#### Stated goal:
Transcribe the entries below exactly.
[begin Input material]
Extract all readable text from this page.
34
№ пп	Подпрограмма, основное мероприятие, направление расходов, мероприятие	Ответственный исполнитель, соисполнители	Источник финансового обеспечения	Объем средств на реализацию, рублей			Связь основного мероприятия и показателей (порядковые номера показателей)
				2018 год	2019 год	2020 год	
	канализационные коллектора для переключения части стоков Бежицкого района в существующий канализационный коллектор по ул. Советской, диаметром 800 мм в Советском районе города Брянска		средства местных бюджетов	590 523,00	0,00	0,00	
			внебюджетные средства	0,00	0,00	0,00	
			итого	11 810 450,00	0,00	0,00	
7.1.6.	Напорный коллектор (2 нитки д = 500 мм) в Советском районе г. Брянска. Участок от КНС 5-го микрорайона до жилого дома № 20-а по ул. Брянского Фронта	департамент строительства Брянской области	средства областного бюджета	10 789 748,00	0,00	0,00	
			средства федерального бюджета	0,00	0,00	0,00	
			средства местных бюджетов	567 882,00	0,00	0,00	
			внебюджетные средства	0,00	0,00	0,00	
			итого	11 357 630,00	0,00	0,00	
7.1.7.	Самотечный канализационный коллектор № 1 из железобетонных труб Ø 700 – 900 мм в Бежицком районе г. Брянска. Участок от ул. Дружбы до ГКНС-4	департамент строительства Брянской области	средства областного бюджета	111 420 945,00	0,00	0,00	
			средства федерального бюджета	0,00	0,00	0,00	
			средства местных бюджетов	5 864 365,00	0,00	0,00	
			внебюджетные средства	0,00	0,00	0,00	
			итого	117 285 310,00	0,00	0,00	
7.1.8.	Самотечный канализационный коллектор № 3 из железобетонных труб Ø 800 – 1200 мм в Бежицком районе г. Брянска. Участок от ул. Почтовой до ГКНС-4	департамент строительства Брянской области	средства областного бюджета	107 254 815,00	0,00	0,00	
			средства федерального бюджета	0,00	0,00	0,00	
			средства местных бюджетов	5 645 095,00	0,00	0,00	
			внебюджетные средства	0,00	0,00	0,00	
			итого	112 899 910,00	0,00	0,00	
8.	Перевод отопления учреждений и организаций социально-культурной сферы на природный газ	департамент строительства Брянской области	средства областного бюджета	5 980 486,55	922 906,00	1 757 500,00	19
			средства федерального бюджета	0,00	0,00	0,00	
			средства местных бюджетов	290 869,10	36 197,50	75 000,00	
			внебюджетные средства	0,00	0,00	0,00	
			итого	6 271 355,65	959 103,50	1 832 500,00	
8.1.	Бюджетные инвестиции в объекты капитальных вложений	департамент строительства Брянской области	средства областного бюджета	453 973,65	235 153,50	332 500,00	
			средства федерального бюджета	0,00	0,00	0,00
[end Input material]
#### Worked answer:
Extract all readable text from this page.
34
№ пп	Подпрограмма, основное мероприятие, направление расходов, мероприятие	Ответственный исполнитель, соисполнители	Источник финансового обеспечения	Объем средств на реализацию, рублей			Связь основного мероприятия и показателей (порядковые номера показателей)
				2018 год	2019 год	2020 год	
	канализационные коллектора для переключения части стоков Бежицкого района в существующий канализационный коллектор по ул. Советской, диаметром 800 мм в Советском районе города Брянска		средства местных бюджетов	590 523,00	0,00	0,00	
			внебюджетные средства	0,00	0,00	0,00	
			итого	11 810 450,00	0,00	0,00	
7.1.6.	Напорный коллектор (2 нитки д = 500 мм) в Советском районе г. Брянска. Участок от КНС 5-го микрорайона до жилого дома № 20-а по ул. Брянского Фронта	департамент строительства Брянской области	средства областного бюджета	10 789 748,00	0,00	0,00	
			средства федерального бюджета	0,00	0,00	0,00	
			средства местных бюджетов	567 882,00	0,00	0,00	
			внебюджетные средства	0,00	0,00	0,00	
			итого	11 357 630,00	0,00	0,00	
7.1.7.	Самотечный канализационный коллектор № 1 из железобетонных труб Ø 700 – 900 мм в Бежицком районе г. Брянска. Участок от ул. Дружбы до ГКНС-4	департамент строительства Брянской области	средства областного бюджета	111 420 945,00	0,00	0,00	
			средства федерального бюджета	0,00	0,00	0,00	
			средства местных бюджетов	5 864 365,00	0,00	0,00	
			внебюджетные средства	0,00	0,00	0,00	
			итого	117 285 310,00	0,00	0,00	
7.1.8.	Самотечный канализационный коллектор № 3 из железобетонных труб Ø 800 – 1200 мм в Бежицком районе г. Брянска. Участок от ул. Почтовой до ГКНС-4	департамент строительства Брянской области	средства областного бюджета	107 254 815,00	0,00	0,00	
			средства федерального бюджета	0,00	0,00	0,00	
			средства местных бюджетов	5 645 095,00	0,00	0,00	
			внебюджетные средства	0,00	0,00	0,00	
			итого	112 899 910,00	0,00	0,00	
8.	Перевод отопления учреждений и организаций социально-культурной сферы на природный газ	департамент строительства Брянской области	средства областного бюджета	5 980 486,55	922 906,00	1 757 500,00	19
			средства федерального бюджета	0,00	0,00	0,00	
			средства местных бюджетов	290 869,10	36 197,50	75 000,00	
			внебюджетные средства	0,00	0,00	0,00	
			итого	6 271 355,65	959 103,50	1 832 500,00	
8.1.	Бюджетные инвестиции в объекты капитальных вложений	департамент строительства Брянской области	средства областного бюджета	453 973,65	235 153,50	332 500,00	
			средства федерального бюджета	0,00	0,00	0,00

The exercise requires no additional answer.